> **Short problem**
Copy the full set of lines exactly as given.

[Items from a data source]
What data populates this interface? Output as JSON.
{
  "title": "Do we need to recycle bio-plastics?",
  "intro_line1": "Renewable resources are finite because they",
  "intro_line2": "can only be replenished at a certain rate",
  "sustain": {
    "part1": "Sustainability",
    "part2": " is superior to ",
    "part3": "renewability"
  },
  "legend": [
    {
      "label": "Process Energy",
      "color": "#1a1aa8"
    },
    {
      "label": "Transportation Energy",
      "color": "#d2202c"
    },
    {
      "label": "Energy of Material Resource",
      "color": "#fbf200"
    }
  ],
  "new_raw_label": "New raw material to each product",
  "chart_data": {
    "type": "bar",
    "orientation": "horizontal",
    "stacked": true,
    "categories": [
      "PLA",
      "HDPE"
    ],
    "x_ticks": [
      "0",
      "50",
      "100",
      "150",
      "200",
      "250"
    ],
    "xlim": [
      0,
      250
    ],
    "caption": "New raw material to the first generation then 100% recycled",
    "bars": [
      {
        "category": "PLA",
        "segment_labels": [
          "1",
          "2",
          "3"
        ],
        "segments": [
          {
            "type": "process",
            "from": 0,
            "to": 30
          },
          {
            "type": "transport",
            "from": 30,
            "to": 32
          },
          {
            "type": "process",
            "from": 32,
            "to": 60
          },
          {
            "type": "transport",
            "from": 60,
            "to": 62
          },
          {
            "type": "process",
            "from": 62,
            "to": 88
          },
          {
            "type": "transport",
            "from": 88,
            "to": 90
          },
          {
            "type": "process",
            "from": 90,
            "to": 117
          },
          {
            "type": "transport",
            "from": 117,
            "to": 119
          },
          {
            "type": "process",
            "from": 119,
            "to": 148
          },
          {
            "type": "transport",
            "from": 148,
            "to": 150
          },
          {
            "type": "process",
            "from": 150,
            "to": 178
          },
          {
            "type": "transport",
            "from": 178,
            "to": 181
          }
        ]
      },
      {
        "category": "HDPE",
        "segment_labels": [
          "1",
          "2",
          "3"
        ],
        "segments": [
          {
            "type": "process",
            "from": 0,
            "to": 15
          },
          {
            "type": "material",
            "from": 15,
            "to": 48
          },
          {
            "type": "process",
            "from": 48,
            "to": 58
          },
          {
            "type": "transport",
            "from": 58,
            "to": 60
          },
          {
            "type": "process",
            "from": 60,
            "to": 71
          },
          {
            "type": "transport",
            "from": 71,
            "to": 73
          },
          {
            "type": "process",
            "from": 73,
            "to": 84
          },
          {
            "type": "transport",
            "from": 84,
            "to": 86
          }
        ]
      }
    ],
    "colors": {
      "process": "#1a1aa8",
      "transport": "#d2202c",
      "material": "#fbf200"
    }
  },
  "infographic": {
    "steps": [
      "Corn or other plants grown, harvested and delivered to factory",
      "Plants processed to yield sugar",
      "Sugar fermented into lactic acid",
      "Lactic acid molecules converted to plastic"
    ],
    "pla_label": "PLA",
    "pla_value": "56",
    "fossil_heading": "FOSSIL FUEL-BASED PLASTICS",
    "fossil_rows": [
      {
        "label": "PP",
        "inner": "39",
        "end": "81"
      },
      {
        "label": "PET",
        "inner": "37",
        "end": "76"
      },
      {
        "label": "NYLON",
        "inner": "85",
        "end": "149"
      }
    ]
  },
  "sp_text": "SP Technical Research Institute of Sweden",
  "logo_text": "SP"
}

> **Final result**
What data populates this interface? Output as JSON.
{
  "title": "Do we need to recycle bio-plastics?",
  "intro_line1": "Renewable resources are finite because they",
  "intro_line2": "can only be replenished at a certain rate",
  "sustain": {
    "part1": "Sustainability",
    "part2": " is superior to ",
    "part3": "renewability"
  },
  "legend": [
    {
      "label": "Process Energy",
      "color": "#1a1aa8"
    },
    {
      "label": "Transportation Energy",
      "color": "#d2202c"
    },
    {
      "label": "Energy of Material Resource",
      "color": "#fbf200"
    }
  ],
  "new_raw_label": "New raw material to each product",
  "chart_data": {
    "type": "bar",
    "orientation": "horizontal",
    "stacked": true,
    "categories": [
      "PLA",
      "HDPE"
    ],
    "x_ticks": [
      "0",
      "50",
      "100",
      "150",
      "200",
      "250"
    ],
    "xlim": [
      0,
      250
    ],
    "caption": "New raw material to the first generation then 100% recycled",
    "bars": [
      {
        "category": "PLA",
        "segment_labels": [
          "1",
          "2",
          "3"
        ],
        "segments": [
          {
            "type": "process",
            "from": 0,
            "to": 30
          },
          {
            "type": "transport",
            "from": 30,
            "to": 32
          },
          {
            "type": "process",
            "from": 32,
            "to": 60
          },
          {
            "type": "transport",
            "from": 60,
            "to": 62
          },
          {
            "type": "process",
            "from": 62,
            "to": 88
          },
          {
            "type": "transport",
            "from": 88,
            "to": 90
          },
          {
            "type": "process",
            "from": 90,
            "to": 117
          },
          {
            "type": "transport",
            "from": 117,
            "to": 119
          },
          {
            "type": "process",
            "from": 119,
            "to": 148
          },
          {
            "type": "transport",
            "from": 148,
            "to": 150
          },
          {
            "type": "process",
            "from": 150,
            "to": 178
          },
          {
            "type": "transport",
            "from": 178,
            "to": 181
          }
        ]
      },
      {
        "category": "HDPE",
        "segment_labels": [
          "1",
          "2",
          "3"
        ],
        "segments": [
          {
            "type": "process",
            "from": 0,
            "to": 15
          },
          {
            "type": "material",
            "from": 15,
            "to": 48
          },
          {
            "type": "process",
            "from": 48,
            "to": 58
          },
          {
            "type": "transport",
            "from": 58,
            "to": 60
          },
          {
            "type": "process",
            "from": 60,
            "to": 71
          },
          {
            "type": "transport",
            "from": 71,
            "to": 73
          },
          {
            "type": "process",
            "from": 73,
            "to": 84
          },
          {
            "type": "transport",
            "from": 84,
            "to": 86
          }
        ]
      }
    ],
    "colors": {
      "process": "#1a1aa8",
      "transport": "#d2202c",
      "material": "#fbf200"
    }
  },
  "infographic": {
    "steps": [
      "Corn or other plants grown, harvested and delivered to factory",
      "Plants processed to yield sugar",
      "Sugar fermented into lactic acid",
      "Lactic acid molecules converted to plastic"
    ],
    "pla_label": "PLA",
    "pla_value": "56",
    "fossil_heading": "FOSSIL FUEL-BASED PLASTICS",
    "fossil_rows": [
      {
        "label": "PP",
        "inner": "39",
        "end": "81"
      },
      {
        "label": "PET",
        "inner": "37",
        "end": "76"
      },
      {
        "label": "NYLON",
        "inner": "85",
        "end": "149"
      }
    ]
  },
  "sp_text": "SP Technical Research Institute of Sweden",
  "logo_text": "SP"
}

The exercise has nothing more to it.